Quote all entries exactly, leaving pictures aside.

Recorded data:
/---

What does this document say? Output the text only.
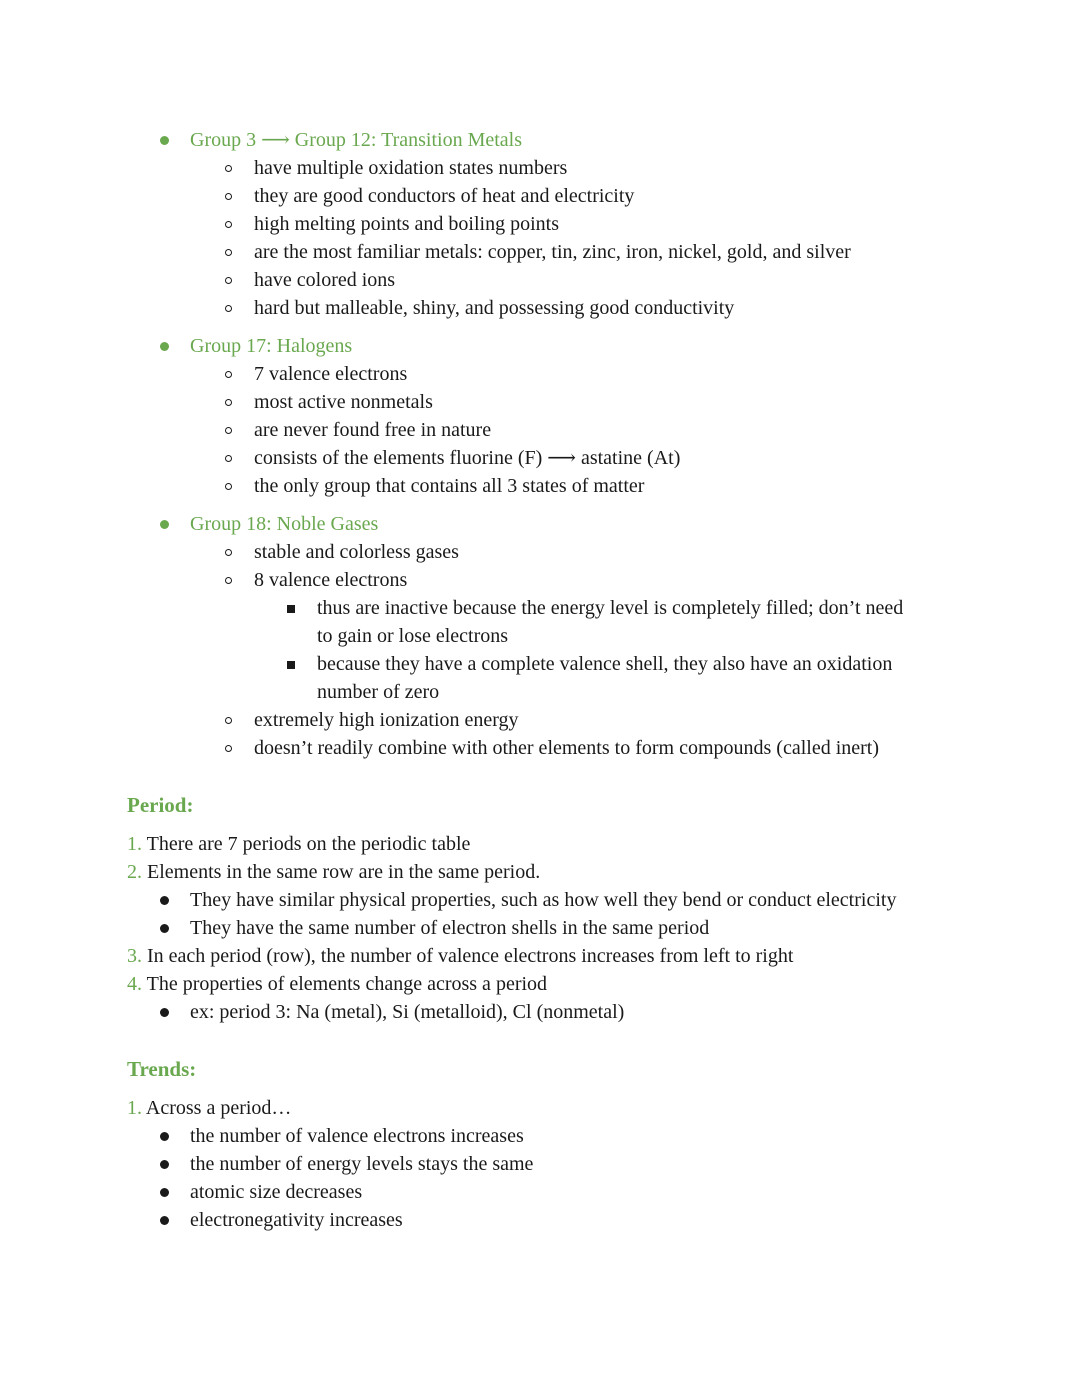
Group 3 ⟶ Group 12: Transition Metals
have multiple oxidation states numbers
they are good conductors of heat and electricity
high melting points and boiling points
are the most familiar metals: copper, tin, zinc, iron, nickel, gold, and silver
have colored ions
hard but malleable, shiny, and possessing good conductivity
Group 17: Halogens
7 valence electrons
most active nonmetals
are never found free in nature
consists of the elements fluorine (F) ⟶ astatine (At)
the only group that contains all 3 states of matter
Group 18: Noble Gases
stable and colorless gases
8 valence electrons
thus are inactive because the energy level is completely filled; don’t need
to gain or lose electrons
because they have a complete valence shell, they also have an oxidation
number of zero
extremely high ionization energy
doesn’t readily combine with other elements to form compounds (called inert)
Period:
1. There are 7 periods on the periodic table
2. Elements in the same row are in the same period.
They have similar physical properties, such as how well they bend or conduct electricity
They have the same number of electron shells in the same period
3. In each period (row), the number of valence electrons increases from left to right
4. The properties of elements change across a period
ex: period 3: Na (metal), Si (metalloid), Cl (nonmetal)
Trends:
1. Across a period…
the number of valence electrons increases
the number of energy levels stays the same
atomic size decreases
electronegativity increases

\---

◆ Task answer:
What does this document say? Output the text only.
Group 3 ⟶ Group 12: Transition Metals
have multiple oxidation states numbers
they are good conductors of heat and electricity
high melting points and boiling points
are the most familiar metals: copper, tin, zinc, iron, nickel, gold, and silver
have colored ions
hard but malleable, shiny, and possessing good conductivity
Group 17: Halogens
7 valence electrons
most active nonmetals
are never found free in nature
consists of the elements fluorine (F) ⟶ astatine (At)
the only group that contains all 3 states of matter
Group 18: Noble Gases
stable and colorless gases
8 valence electrons
thus are inactive because the energy level is completely filled; don’t need
to gain or lose electrons
because they have a complete valence shell, they also have an oxidation
number of zero
extremely high ionization energy
doesn’t readily combine with other elements to form compounds (called inert)
Period:
1. There are 7 periods on the periodic table
2. Elements in the same row are in the same period.
They have similar physical properties, such as how well they bend or conduct electricity
They have the same number of electron shells in the same period
3. In each period (row), the number of valence electrons increases from left to right
4. The properties of elements change across a period
ex: period 3: Na (metal), Si (metalloid), Cl (nonmetal)
Trends:
1. Across a period…
the number of valence electrons increases
the number of energy levels stays the same
atomic size decreases
electronegativity increases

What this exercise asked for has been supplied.